▶ SHORT PROBLEM
For each line below that contains the string "text", copy that line.

▶ Items from a dataset
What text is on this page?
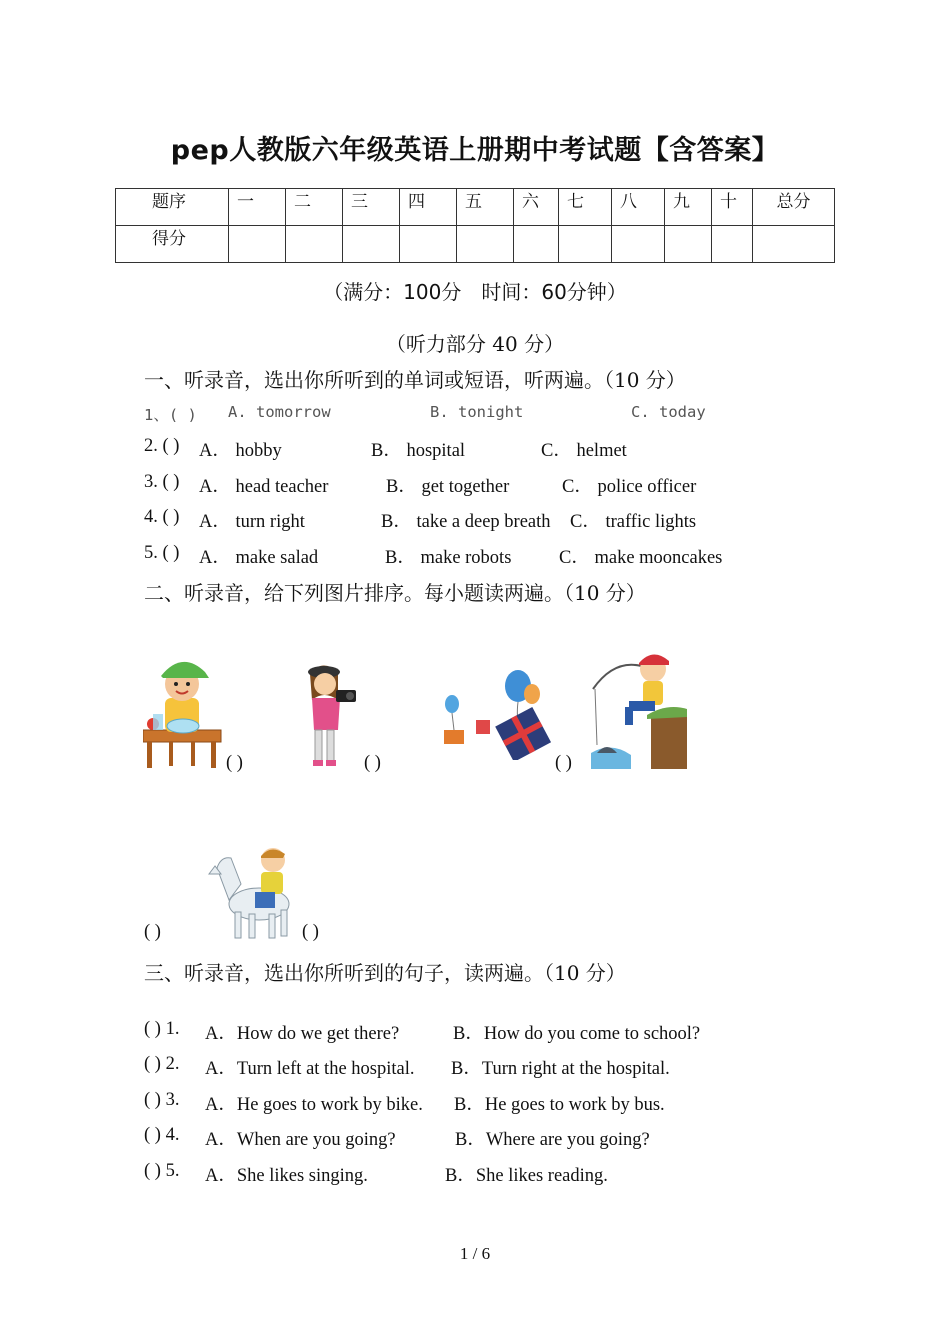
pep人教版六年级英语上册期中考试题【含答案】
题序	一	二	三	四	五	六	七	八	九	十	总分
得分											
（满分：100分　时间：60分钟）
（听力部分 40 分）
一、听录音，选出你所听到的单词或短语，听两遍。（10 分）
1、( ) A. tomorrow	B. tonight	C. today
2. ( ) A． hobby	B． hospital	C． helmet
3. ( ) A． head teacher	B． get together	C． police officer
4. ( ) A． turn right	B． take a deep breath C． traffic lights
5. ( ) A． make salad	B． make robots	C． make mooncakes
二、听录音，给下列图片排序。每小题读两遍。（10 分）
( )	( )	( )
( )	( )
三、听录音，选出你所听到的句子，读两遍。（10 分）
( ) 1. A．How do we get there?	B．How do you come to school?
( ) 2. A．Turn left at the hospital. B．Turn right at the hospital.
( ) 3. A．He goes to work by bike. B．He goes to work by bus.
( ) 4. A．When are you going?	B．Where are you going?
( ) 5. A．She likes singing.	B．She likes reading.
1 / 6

==

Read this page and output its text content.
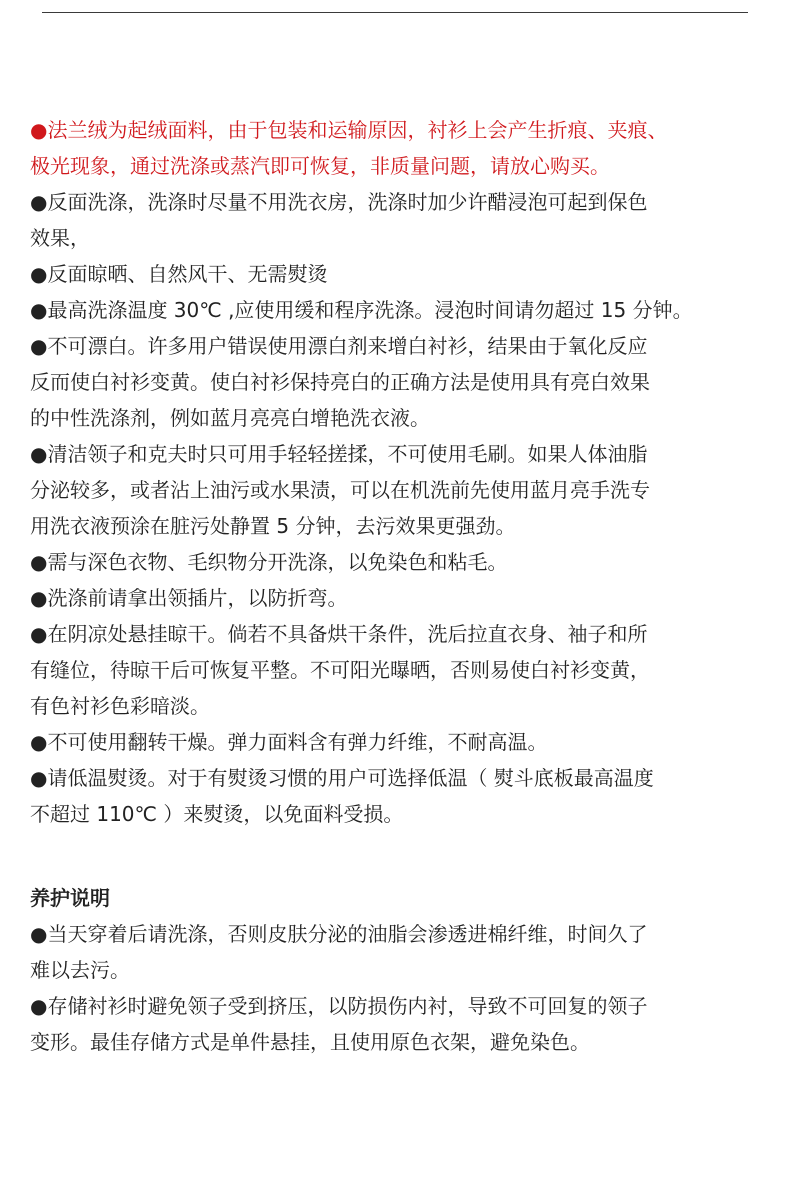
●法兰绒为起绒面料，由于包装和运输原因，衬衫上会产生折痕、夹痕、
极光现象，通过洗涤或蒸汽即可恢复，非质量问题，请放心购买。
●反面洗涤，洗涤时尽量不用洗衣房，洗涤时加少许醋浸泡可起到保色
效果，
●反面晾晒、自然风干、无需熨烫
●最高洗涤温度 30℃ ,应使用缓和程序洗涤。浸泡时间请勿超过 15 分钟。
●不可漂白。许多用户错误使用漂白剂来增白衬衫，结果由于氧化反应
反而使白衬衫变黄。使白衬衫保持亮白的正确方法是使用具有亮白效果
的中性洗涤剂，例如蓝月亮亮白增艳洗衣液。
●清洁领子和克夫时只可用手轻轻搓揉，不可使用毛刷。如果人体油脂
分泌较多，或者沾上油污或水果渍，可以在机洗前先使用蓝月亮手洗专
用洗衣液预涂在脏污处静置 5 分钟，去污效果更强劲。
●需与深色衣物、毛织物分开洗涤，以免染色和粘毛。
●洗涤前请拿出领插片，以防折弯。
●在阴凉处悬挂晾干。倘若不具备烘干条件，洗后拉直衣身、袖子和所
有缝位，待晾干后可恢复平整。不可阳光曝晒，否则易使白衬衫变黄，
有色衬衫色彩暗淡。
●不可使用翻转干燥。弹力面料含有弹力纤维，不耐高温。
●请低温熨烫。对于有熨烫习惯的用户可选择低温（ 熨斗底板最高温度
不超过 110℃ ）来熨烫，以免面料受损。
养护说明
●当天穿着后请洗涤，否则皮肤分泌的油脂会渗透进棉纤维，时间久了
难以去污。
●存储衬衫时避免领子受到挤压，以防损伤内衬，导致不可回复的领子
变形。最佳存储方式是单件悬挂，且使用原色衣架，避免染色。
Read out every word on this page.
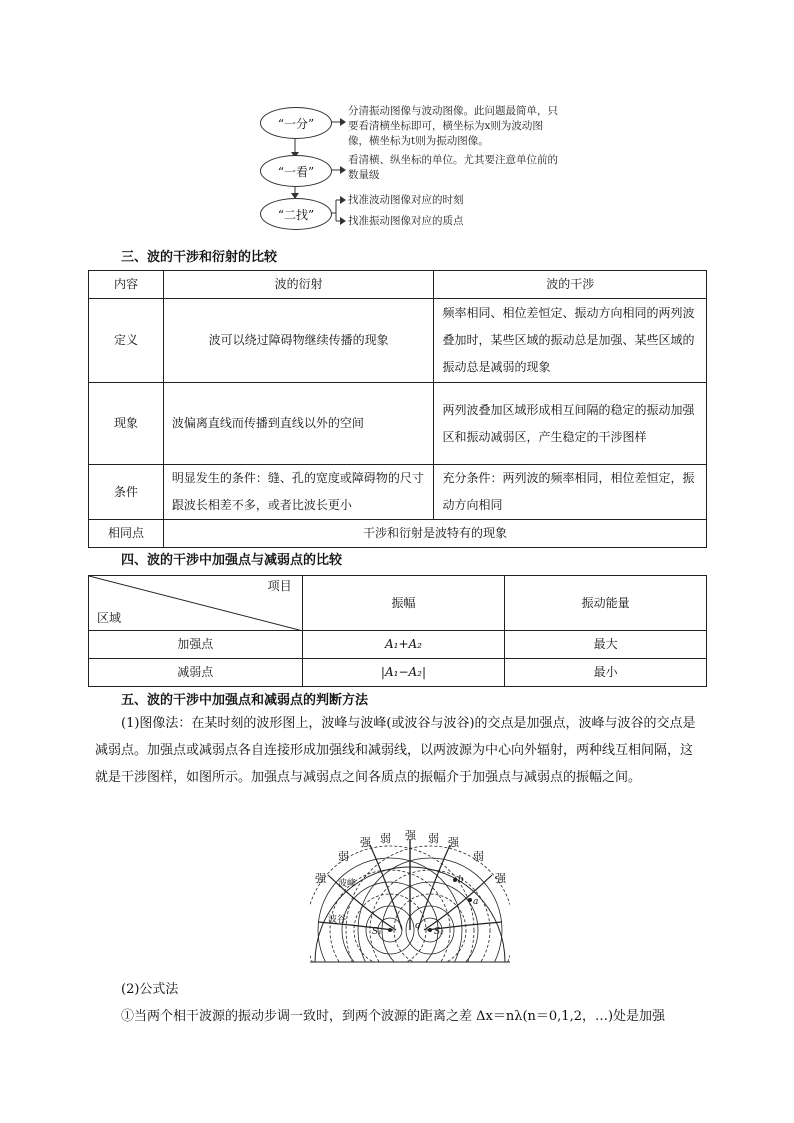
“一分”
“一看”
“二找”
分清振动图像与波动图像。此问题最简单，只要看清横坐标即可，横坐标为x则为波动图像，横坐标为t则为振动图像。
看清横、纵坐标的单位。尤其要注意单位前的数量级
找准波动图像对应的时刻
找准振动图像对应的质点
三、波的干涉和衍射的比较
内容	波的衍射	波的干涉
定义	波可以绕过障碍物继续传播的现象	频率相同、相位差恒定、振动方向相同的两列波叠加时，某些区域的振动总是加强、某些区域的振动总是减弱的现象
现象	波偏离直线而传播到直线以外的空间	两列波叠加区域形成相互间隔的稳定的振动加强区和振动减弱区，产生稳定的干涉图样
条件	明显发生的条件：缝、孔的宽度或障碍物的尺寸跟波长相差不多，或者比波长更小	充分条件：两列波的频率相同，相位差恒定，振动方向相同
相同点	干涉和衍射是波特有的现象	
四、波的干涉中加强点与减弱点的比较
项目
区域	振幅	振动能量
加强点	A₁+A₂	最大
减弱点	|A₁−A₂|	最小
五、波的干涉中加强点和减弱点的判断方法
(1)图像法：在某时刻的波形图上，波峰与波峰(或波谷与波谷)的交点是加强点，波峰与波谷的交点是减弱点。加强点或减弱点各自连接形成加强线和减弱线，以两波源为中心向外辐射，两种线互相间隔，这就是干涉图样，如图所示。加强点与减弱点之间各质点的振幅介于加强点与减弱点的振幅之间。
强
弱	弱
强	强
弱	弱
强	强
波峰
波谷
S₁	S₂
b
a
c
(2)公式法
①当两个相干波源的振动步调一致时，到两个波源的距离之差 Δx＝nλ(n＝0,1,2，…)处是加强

▶ ANSWER
What text is on this page?
Read this page and output its text content.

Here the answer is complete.